▸ WHAT THIS TASK INVOLVES
Filter the data for "above" and copy matching lines.

[DATA FOR THIS TASK Boundary: Start]

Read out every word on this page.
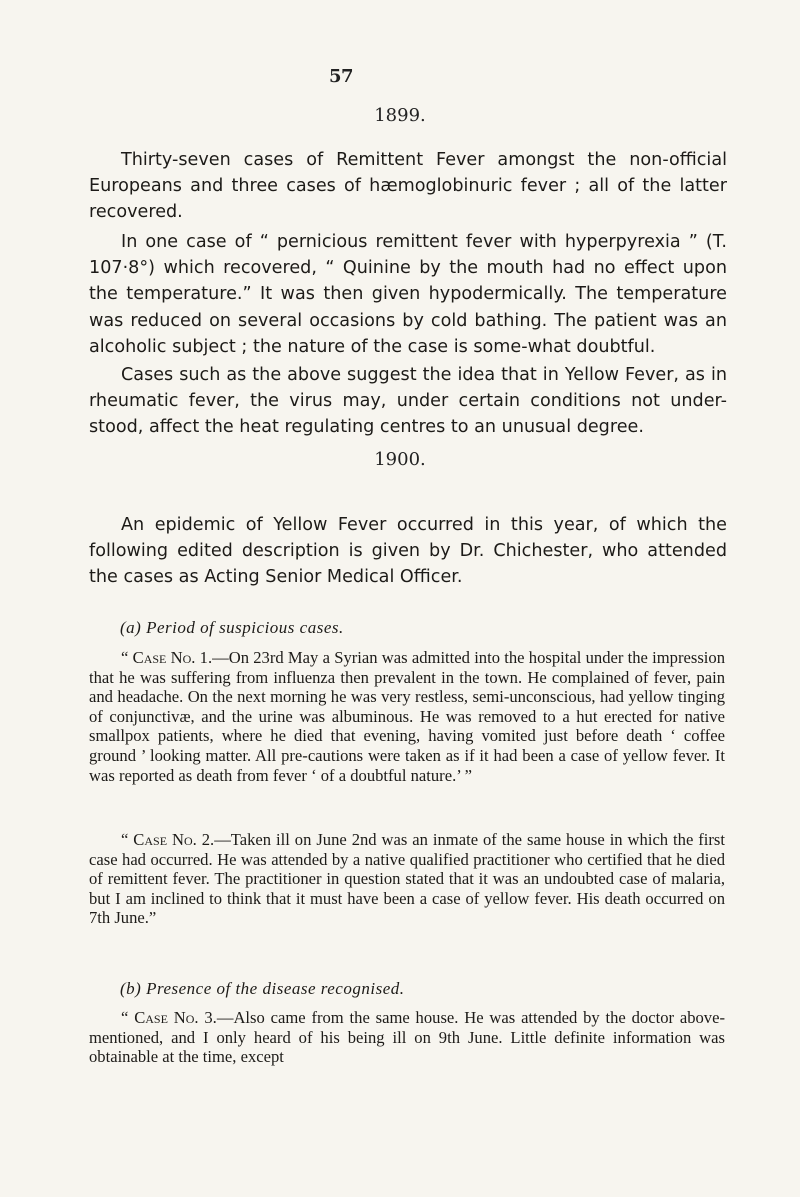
57
1899.

Thirty-seven cases of Remittent Fever amongst the non-official Europeans and three cases of hæmoglobinuric fever ; all of the latter recovered.

In one case of “ pernicious remittent fever with hyperpyrexia ” (T. 107·8°) which recovered, “ Quinine by the mouth had no effect upon the temperature.” It was then given hypodermically. The temperature was reduced on several occasions by cold bathing. The patient was an alcoholic subject ; the nature of the case is some-what doubtful.

Cases such as the above suggest the idea that in Yellow Fever, as in rheumatic fever, the virus may, under certain conditions not under-stood, affect the heat regulating centres to an unusual degree.

1900.

An epidemic of Yellow Fever occurred in this year, of which the following edited description is given by Dr. Chichester, who attended the cases as Acting Senior Medical Officer.

(a) Period of suspicious cases.

“ Case No. 1.—On 23rd May a Syrian was admitted into the hospital under the impression that he was suffering from influenza then prevalent in the town. He complained of fever, pain and headache. On the next morning he was very restless, semi-unconscious, had yellow tinging of conjunctivæ, and the urine was albuminous. He was removed to a hut erected for native smallpox patients, where he died that evening, having vomited just before death ‘ coffee ground ’ looking matter. All pre-cautions were taken as if it had been a case of yellow fever. It was reported as death from fever ‘ of a doubtful nature.’ ”

“ Case No. 2.—Taken ill on June 2nd was an inmate of the same house in which the first case had occurred. He was attended by a native qualified practitioner who certified that he died of remittent fever. The practitioner in question stated that it was an undoubted case of malaria, but I am inclined to think that it must have been a case of yellow fever. His death occurred on 7th June.”

(b) Presence of the disease recognised.

“ Case No. 3.—Also came from the same house. He was attended by the doctor above-mentioned, and I only heard of his being ill on 9th June. Little definite information was obtainable at the time, except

[DATA FOR THIS TASK Boundary: End]

▸ RESPONSE BELOW
Cases such as the above suggest the idea that in Yellow Fever, as in rheumatic fever, the virus may, under certain conditions not under-stood, affect the heat regulating centres to an unusual degree.
“ Case No. 3.—Also came from the same house. He was attended by the doctor above-mentioned, and I only heard of his being ill on 9th June. Little definite information was obtainable at the time, except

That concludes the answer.